Collected data entries:
━━━━━━
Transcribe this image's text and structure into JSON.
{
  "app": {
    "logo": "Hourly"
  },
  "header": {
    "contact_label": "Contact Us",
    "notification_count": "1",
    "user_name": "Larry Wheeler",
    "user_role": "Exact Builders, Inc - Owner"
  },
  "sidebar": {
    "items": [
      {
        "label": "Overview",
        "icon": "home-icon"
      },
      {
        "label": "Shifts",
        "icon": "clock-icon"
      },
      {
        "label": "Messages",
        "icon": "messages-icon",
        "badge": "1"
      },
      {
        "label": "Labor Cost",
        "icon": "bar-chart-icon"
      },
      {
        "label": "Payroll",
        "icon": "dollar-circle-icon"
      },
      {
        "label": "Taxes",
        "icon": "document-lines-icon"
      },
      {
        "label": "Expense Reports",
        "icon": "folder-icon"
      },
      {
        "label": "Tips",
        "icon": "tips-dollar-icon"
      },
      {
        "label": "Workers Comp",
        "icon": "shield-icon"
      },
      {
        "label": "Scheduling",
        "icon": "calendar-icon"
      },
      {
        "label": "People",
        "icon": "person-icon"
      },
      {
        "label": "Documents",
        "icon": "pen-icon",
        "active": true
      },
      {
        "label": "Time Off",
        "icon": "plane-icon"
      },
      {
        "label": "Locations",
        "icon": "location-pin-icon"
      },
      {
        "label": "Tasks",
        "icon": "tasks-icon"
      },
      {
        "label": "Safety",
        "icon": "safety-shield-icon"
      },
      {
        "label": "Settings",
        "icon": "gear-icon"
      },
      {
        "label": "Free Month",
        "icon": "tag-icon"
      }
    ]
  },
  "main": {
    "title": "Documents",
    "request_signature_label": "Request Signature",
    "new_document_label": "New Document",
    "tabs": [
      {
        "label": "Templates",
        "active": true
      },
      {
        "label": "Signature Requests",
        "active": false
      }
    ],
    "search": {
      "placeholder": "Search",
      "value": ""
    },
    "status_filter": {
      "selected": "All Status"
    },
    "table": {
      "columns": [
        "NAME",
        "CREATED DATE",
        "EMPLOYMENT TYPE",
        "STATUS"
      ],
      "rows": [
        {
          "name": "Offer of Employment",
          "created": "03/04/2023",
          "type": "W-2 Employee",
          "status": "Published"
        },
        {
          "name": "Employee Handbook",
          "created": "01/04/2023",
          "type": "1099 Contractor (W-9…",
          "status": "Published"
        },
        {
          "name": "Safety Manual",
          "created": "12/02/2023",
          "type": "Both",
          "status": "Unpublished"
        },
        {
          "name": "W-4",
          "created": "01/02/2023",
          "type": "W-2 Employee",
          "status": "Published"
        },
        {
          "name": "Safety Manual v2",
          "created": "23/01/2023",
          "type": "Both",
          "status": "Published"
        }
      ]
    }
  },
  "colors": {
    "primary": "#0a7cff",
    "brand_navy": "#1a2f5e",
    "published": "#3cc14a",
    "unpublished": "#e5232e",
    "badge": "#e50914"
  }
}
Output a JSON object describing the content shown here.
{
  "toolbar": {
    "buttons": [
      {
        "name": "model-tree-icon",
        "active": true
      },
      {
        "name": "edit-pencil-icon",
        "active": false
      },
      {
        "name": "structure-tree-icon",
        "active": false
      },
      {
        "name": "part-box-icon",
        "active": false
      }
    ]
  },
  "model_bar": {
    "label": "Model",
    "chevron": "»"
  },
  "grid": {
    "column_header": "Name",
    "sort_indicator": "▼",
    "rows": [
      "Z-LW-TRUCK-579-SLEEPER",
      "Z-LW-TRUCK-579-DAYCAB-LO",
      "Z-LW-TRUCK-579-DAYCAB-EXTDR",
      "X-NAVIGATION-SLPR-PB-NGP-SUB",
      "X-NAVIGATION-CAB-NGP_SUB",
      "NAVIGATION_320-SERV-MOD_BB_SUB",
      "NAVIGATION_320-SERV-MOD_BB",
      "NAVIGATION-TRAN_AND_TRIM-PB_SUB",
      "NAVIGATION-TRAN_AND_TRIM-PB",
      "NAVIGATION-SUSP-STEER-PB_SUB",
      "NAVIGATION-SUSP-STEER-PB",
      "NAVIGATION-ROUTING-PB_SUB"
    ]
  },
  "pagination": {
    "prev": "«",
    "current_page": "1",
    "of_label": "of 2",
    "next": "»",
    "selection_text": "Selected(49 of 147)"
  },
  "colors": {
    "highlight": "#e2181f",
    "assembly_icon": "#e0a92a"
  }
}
━━━━━━
_What to work on_
Repeat all entries. Match them exactly.

_Response_
Transcribe this image's text and structure into JSON.
{
  "app": {
    "logo": "Hourly"
  },
  "header": {
    "contact_label": "Contact Us",
    "notification_count": "1",
    "user_name": "Larry Wheeler",
    "user_role": "Exact Builders, Inc - Owner"
  },
  "sidebar": {
    "items": [
      {
        "label": "Overview",
        "icon": "home-icon"
      },
      {
        "label": "Shifts",
        "icon": "clock-icon"
      },
      {
        "label": "Messages",
        "icon": "messages-icon",
        "badge": "1"
      },
      {
        "label": "Labor Cost",
        "icon": "bar-chart-icon"
      },
      {
        "label": "Payroll",
        "icon": "dollar-circle-icon"
      },
      {
        "label": "Taxes",
        "icon": "document-lines-icon"
      },
      {
        "label": "Expense Reports",
        "icon": "folder-icon"
      },
      {
        "label": "Tips",
        "icon": "tips-dollar-icon"
      },
      {
        "label": "Workers Comp",
        "icon": "shield-icon"
      },
      {
        "label": "Scheduling",
        "icon": "calendar-icon"
      },
      {
        "label": "People",
        "icon": "person-icon"
      },
      {
        "label": "Documents",
        "icon": "pen-icon",
        "active": true
      },
      {
        "label": "Time Off",
        "icon": "plane-icon"
      },
      {
        "label": "Locations",
        "icon": "location-pin-icon"
      },
      {
        "label": "Tasks",
        "icon": "tasks-icon"
      },
      {
        "label": "Safety",
        "icon": "safety-shield-icon"
      },
      {
        "label": "Settings",
        "icon": "gear-icon"
      },
      {
        "label": "Free Month",
        "icon": "tag-icon"
      }
    ]
  },
  "main": {
    "title": "Documents",
    "request_signature_label": "Request Signature",
    "new_document_label": "New Document",
    "tabs": [
      {
        "label": "Templates",
        "active": true
      },
      {
        "label": "Signature Requests",
        "active": false
      }
    ],
    "search": {
      "placeholder": "Search",
      "value": ""
    },
    "status_filter": {
      "selected": "All Status"
    },
    "table": {
      "columns": [
        "NAME",
        "CREATED DATE",
        "EMPLOYMENT TYPE",
        "STATUS"
      ],
      "rows": [
        {
          "name": "Offer of Employment",
          "created": "03/04/2023",
          "type": "W-2 Employee",
          "status": "Published"
        },
        {
          "name": "Employee Handbook",
          "created": "01/04/2023",
          "type": "1099 Contractor (W-9…",
          "status": "Published"
        },
        {
          "name": "Safety Manual",
          "created": "12/02/2023",
          "type": "Both",
          "status": "Unpublished"
        },
        {
          "name": "W-4",
          "created": "01/02/2023",
          "type": "W-2 Employee",
          "status": "Published"
        },
        {
          "name": "Safety Manual v2",
          "created": "23/01/2023",
          "type": "Both",
          "status": "Published"
        }
      ]
    }
  },
  "colors": {
    "primary": "#0a7cff",
    "brand_navy": "#1a2f5e",
    "published": "#3cc14a",
    "unpublished": "#e5232e",
    "badge": "#e50914"
  }
}
Output a JSON object describing the content shown here.
{
  "toolbar": {
    "buttons": [
      {
        "name": "model-tree-icon",
        "active": true
      },
      {
        "name": "edit-pencil-icon",
        "active": false
      },
      {
        "name": "structure-tree-icon",
        "active": false
      },
      {
        "name": "part-box-icon",
        "active": false
      }
    ]
  },
  "model_bar": {
    "label": "Model",
    "chevron": "»"
  },
  "grid": {
    "column_header": "Name",
    "sort_indicator": "▼",
    "rows": [
      "Z-LW-TRUCK-579-SLEEPER",
      "Z-LW-TRUCK-579-DAYCAB-LO",
      "Z-LW-TRUCK-579-DAYCAB-EXTDR",
      "X-NAVIGATION-SLPR-PB-NGP-SUB",
      "X-NAVIGATION-CAB-NGP_SUB",
      "NAVIGATION_320-SERV-MOD_BB_SUB",
      "NAVIGATION_320-SERV-MOD_BB",
      "NAVIGATION-TRAN_AND_TRIM-PB_SUB",
      "NAVIGATION-TRAN_AND_TRIM-PB",
      "NAVIGATION-SUSP-STEER-PB_SUB",
      "NAVIGATION-SUSP-STEER-PB",
      "NAVIGATION-ROUTING-PB_SUB"
    ]
  },
  "pagination": {
    "prev": "«",
    "current_page": "1",
    "of_label": "of 2",
    "next": "»",
    "selection_text": "Selected(49 of 147)"
  },
  "colors": {
    "highlight": "#e2181f",
    "assembly_icon": "#e0a92a"
  }
}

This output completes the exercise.